Recorded data
╔══
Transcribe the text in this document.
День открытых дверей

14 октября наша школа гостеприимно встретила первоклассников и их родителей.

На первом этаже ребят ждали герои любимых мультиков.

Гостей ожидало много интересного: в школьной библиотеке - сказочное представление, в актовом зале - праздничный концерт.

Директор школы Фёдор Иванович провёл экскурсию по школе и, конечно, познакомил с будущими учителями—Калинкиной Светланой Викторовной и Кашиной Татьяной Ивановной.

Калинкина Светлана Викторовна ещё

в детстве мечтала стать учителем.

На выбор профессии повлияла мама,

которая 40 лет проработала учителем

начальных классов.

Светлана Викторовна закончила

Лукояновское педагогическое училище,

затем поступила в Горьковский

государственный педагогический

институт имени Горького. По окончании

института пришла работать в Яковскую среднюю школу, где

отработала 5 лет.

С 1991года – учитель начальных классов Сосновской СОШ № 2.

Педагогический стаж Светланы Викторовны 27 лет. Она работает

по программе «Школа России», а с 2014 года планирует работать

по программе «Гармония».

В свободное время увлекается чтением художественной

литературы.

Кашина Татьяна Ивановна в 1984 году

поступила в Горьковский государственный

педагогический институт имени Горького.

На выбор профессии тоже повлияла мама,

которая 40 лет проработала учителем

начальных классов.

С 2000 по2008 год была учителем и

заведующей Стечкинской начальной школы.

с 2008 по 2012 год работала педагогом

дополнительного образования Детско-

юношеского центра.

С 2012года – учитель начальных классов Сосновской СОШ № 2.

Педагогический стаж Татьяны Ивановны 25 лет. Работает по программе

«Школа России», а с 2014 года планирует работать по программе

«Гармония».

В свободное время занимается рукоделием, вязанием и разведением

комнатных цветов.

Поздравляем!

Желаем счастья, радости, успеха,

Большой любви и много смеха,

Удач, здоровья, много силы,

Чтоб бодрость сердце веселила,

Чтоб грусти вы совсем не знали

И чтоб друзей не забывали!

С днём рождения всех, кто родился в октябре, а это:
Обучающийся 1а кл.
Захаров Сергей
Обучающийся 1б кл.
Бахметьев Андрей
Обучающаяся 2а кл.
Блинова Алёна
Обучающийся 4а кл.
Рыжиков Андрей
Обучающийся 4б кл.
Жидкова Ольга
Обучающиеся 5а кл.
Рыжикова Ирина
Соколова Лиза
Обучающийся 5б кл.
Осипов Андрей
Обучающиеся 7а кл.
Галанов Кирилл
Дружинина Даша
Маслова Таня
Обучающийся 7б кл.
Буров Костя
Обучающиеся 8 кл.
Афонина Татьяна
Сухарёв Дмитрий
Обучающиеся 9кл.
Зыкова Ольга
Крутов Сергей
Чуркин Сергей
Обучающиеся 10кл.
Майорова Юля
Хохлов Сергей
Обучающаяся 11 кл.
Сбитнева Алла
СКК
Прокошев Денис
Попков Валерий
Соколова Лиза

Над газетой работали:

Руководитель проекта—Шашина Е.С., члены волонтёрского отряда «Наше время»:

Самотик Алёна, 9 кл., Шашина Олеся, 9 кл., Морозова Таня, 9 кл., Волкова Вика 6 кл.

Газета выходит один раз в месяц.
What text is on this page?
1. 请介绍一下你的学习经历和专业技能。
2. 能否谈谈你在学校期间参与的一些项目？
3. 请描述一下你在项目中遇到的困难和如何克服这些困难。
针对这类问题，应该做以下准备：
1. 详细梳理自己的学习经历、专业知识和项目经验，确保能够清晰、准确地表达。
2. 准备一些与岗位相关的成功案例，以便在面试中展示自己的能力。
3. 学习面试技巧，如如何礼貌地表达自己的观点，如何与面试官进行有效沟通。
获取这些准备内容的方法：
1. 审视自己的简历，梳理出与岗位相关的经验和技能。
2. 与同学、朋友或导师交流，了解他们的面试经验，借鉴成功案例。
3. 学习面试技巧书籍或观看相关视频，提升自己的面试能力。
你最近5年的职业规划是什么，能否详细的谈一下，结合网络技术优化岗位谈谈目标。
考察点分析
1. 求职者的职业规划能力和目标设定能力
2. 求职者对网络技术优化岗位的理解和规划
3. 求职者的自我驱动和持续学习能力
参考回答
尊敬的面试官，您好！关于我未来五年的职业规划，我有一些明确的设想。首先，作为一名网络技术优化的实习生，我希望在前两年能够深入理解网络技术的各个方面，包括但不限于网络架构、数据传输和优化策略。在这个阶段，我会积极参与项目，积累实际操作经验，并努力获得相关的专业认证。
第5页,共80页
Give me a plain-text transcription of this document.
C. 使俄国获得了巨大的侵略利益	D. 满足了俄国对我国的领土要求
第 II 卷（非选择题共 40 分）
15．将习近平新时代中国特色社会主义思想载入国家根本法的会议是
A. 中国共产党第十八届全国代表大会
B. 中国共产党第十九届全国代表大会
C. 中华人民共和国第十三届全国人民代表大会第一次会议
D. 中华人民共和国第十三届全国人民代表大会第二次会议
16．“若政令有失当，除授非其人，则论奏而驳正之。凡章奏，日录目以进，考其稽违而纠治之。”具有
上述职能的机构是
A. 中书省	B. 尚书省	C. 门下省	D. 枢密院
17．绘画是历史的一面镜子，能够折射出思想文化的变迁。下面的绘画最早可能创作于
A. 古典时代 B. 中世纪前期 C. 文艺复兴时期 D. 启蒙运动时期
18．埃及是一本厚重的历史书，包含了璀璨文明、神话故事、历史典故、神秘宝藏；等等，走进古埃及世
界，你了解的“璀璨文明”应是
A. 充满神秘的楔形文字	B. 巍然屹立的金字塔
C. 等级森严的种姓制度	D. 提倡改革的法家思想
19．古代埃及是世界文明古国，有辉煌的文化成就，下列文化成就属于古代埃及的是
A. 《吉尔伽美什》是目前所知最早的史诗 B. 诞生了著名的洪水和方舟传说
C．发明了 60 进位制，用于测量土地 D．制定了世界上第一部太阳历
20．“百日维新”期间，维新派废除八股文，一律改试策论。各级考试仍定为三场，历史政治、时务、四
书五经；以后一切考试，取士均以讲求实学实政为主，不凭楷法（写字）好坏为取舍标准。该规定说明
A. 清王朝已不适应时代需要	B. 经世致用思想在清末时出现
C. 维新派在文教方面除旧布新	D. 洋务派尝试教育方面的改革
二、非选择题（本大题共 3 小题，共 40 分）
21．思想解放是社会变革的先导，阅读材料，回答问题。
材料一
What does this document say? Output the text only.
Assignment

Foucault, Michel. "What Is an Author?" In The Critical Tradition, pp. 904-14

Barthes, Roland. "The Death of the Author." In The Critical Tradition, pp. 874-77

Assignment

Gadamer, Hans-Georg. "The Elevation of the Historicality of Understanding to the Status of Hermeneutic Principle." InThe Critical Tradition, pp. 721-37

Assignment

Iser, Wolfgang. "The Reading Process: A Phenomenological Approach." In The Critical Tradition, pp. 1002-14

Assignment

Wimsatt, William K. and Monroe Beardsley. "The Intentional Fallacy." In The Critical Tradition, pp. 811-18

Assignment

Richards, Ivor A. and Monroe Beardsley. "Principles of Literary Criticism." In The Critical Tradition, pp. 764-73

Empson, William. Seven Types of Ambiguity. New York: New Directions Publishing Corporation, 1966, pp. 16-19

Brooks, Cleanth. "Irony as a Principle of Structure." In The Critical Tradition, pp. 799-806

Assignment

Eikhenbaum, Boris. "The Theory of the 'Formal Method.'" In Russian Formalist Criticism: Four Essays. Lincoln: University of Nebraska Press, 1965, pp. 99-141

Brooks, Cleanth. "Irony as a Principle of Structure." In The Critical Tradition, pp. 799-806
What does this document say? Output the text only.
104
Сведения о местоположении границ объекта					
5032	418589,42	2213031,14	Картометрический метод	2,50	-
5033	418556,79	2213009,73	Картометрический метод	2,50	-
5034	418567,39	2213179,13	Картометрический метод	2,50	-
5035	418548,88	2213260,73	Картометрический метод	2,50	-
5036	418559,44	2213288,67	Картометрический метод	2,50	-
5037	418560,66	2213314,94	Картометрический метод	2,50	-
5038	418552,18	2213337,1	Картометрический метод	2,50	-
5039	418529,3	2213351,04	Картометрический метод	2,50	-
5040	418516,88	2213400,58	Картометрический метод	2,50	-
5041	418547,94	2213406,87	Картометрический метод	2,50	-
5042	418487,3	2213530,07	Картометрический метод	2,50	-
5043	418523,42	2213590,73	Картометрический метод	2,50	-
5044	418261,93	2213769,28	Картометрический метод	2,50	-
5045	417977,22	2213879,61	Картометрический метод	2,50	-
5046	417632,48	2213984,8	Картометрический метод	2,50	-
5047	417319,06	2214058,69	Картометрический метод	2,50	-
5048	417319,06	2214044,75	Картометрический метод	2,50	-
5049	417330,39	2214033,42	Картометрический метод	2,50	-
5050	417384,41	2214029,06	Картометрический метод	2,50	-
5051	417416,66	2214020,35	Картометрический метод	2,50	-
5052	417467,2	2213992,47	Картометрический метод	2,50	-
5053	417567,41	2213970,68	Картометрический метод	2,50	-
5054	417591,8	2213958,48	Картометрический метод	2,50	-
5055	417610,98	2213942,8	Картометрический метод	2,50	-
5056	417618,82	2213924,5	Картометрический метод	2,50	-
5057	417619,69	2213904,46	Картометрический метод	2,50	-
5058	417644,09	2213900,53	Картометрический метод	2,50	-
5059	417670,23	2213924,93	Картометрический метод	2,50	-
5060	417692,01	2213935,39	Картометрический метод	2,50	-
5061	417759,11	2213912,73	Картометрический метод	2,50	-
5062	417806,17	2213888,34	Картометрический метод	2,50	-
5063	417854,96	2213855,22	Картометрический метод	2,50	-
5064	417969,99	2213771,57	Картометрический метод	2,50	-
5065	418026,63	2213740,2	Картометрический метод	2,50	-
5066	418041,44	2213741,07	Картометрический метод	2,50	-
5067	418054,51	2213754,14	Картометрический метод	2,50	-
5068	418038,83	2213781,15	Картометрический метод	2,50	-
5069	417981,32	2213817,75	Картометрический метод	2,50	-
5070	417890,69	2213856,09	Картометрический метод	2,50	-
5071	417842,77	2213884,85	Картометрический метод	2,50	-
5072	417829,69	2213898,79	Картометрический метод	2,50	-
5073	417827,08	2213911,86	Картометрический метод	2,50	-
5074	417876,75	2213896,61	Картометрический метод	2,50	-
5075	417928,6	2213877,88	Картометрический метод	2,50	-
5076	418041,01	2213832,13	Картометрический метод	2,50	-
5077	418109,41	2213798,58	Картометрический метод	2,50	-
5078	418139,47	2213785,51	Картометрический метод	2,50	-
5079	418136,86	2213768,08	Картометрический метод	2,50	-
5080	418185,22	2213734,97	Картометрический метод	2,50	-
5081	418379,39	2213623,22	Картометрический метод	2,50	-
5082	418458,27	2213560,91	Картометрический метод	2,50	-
╚══
STATED TASK
Tally the lines in the records above that contain the word "Сергей", and give only that number.

OUTPUT BELOW
4